Directions:
Please find all lines in the data that hold the string "eGFR" and copy them.

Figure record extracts
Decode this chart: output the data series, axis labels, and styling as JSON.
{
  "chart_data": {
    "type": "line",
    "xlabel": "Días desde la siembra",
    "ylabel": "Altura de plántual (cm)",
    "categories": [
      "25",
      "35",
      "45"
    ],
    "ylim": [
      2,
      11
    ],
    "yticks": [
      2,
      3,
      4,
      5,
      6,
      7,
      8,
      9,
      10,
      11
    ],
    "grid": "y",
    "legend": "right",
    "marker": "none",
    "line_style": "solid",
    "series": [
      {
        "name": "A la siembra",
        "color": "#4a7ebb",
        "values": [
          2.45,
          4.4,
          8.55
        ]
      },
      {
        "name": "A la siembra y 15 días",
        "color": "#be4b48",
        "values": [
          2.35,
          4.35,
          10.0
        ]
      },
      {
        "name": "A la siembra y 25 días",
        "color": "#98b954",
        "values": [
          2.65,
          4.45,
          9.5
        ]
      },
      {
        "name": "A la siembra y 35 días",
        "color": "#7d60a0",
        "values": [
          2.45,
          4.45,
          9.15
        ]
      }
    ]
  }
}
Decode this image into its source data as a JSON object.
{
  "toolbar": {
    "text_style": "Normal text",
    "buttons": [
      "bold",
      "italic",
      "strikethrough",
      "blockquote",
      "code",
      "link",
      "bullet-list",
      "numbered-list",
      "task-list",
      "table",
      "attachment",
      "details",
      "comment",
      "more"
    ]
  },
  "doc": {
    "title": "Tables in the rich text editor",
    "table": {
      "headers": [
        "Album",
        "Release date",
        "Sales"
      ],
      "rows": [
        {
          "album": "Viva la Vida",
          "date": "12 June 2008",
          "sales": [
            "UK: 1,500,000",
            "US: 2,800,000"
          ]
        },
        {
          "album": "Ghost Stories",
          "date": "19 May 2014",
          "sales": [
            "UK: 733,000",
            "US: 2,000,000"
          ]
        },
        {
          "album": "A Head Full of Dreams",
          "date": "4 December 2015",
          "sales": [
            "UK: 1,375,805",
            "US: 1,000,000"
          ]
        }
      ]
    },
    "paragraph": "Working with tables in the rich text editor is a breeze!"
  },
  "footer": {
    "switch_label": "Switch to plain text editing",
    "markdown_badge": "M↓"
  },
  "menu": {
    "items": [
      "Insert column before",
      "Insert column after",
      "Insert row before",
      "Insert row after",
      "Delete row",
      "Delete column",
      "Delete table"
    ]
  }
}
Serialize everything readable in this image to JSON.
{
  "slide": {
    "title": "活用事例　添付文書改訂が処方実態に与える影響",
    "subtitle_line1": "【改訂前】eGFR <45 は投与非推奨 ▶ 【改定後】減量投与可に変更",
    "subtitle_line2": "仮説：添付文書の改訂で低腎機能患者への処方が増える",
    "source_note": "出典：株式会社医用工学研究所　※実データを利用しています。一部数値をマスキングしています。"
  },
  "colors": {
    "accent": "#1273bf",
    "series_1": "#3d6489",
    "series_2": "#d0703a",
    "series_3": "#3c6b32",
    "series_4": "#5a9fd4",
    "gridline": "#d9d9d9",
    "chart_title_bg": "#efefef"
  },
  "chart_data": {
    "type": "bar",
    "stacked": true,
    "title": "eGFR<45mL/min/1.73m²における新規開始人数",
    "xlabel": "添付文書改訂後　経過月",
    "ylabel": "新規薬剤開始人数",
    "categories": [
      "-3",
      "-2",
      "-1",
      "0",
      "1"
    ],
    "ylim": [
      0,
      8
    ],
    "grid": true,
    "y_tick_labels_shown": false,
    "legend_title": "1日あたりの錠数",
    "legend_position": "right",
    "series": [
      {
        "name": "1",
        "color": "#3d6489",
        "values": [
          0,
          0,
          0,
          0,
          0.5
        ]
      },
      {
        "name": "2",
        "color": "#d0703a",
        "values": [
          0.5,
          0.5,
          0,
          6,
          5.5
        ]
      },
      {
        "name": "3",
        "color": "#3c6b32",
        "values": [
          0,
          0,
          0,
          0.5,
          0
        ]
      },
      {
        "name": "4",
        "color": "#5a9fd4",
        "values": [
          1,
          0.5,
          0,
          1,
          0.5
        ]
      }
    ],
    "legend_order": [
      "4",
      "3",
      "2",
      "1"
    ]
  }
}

Reply:
    "subtitle_line1": "【改訂前】eGFR <45 は投与非推奨 ▶ 【改定後】減量投与可に変更",
    "title": "eGFR<45mL/min/1.73m²における新規開始人数",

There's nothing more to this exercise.